[Given instruction]
An exact copy of the records is required, minus the pictures they hold.

Data listing:
_ _ _ _
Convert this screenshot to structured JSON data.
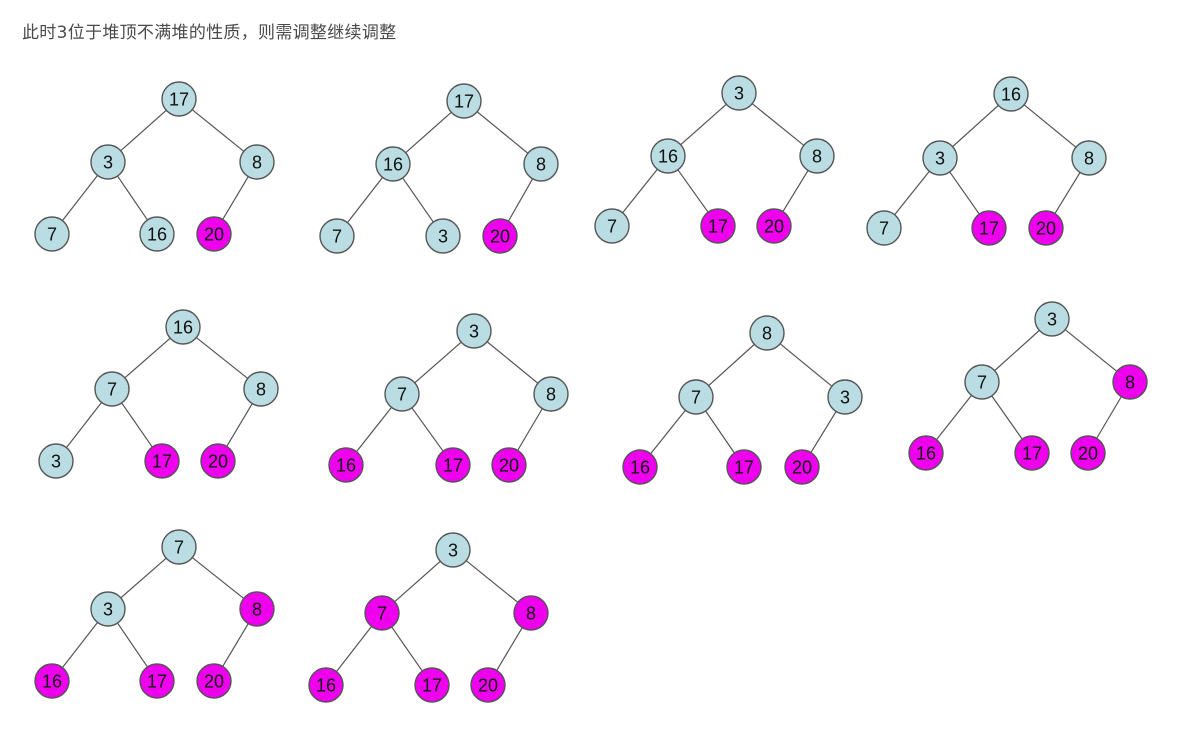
{
  "caption": "此时3位于堆顶不满堆的性质，则需调整继续调整",
  "colors": {
    "heap_node": "#b9dde2",
    "sorted_node": "#ee00ee",
    "stroke": "#555555",
    "edge": "#555555"
  },
  "trees": [
    {
      "values": [
        "17",
        "3",
        "8",
        "7",
        "16",
        "20"
      ],
      "sorted": [
        false,
        false,
        false,
        false,
        false,
        true
      ]
    },
    {
      "values": [
        "17",
        "16",
        "8",
        "7",
        "3",
        "20"
      ],
      "sorted": [
        false,
        false,
        false,
        false,
        false,
        true
      ]
    },
    {
      "values": [
        "3",
        "16",
        "8",
        "7",
        "17",
        "20"
      ],
      "sorted": [
        false,
        false,
        false,
        false,
        true,
        true
      ]
    },
    {
      "values": [
        "16",
        "3",
        "8",
        "7",
        "17",
        "20"
      ],
      "sorted": [
        false,
        false,
        false,
        false,
        true,
        true
      ]
    },
    {
      "values": [
        "16",
        "7",
        "8",
        "3",
        "17",
        "20"
      ],
      "sorted": [
        false,
        false,
        false,
        false,
        true,
        true
      ]
    },
    {
      "values": [
        "3",
        "7",
        "8",
        "16",
        "17",
        "20"
      ],
      "sorted": [
        false,
        false,
        false,
        true,
        true,
        true
      ]
    },
    {
      "values": [
        "8",
        "7",
        "3",
        "16",
        "17",
        "20"
      ],
      "sorted": [
        false,
        false,
        false,
        true,
        true,
        true
      ]
    },
    {
      "values": [
        "3",
        "7",
        "8",
        "16",
        "17",
        "20"
      ],
      "sorted": [
        false,
        false,
        true,
        true,
        true,
        true
      ]
    },
    {
      "values": [
        "7",
        "3",
        "8",
        "16",
        "17",
        "20"
      ],
      "sorted": [
        false,
        false,
        true,
        true,
        true,
        true
      ]
    },
    {
      "values": [
        "3",
        "7",
        "8",
        "16",
        "17",
        "20"
      ],
      "sorted": [
        false,
        true,
        true,
        true,
        true,
        true
      ]
    }
  ]
}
_ _ _ _
[Task output]
Convert this screenshot to structured JSON data.
{
  "caption": "此时3位于堆顶不满堆的性质，则需调整继续调整",
  "colors": {
    "heap_node": "#b9dde2",
    "sorted_node": "#ee00ee",
    "stroke": "#555555",
    "edge": "#555555"
  },
  "trees": [
    {
      "values": [
        "17",
        "3",
        "8",
        "7",
        "16",
        "20"
      ],
      "sorted": [
        false,
        false,
        false,
        false,
        false,
        true
      ]
    },
    {
      "values": [
        "17",
        "16",
        "8",
        "7",
        "3",
        "20"
      ],
      "sorted": [
        false,
        false,
        false,
        false,
        false,
        true
      ]
    },
    {
      "values": [
        "3",
        "16",
        "8",
        "7",
        "17",
        "20"
      ],
      "sorted": [
        false,
        false,
        false,
        false,
        true,
        true
      ]
    },
    {
      "values": [
        "16",
        "3",
        "8",
        "7",
        "17",
        "20"
      ],
      "sorted": [
        false,
        false,
        false,
        false,
        true,
        true
      ]
    },
    {
      "values": [
        "16",
        "7",
        "8",
        "3",
        "17",
        "20"
      ],
      "sorted": [
        false,
        false,
        false,
        false,
        true,
        true
      ]
    },
    {
      "values": [
        "3",
        "7",
        "8",
        "16",
        "17",
        "20"
      ],
      "sorted": [
        false,
        false,
        false,
        true,
        true,
        true
      ]
    },
    {
      "values": [
        "8",
        "7",
        "3",
        "16",
        "17",
        "20"
      ],
      "sorted": [
        false,
        false,
        false,
        true,
        true,
        true
      ]
    },
    {
      "values": [
        "3",
        "7",
        "8",
        "16",
        "17",
        "20"
      ],
      "sorted": [
        false,
        false,
        true,
        true,
        true,
        true
      ]
    },
    {
      "values": [
        "7",
        "3",
        "8",
        "16",
        "17",
        "20"
      ],
      "sorted": [
        false,
        false,
        true,
        true,
        true,
        true
      ]
    },
    {
      "values": [
        "3",
        "7",
        "8",
        "16",
        "17",
        "20"
      ],
      "sorted": [
        false,
        true,
        true,
        true,
        true,
        true
      ]
    }
  ]
}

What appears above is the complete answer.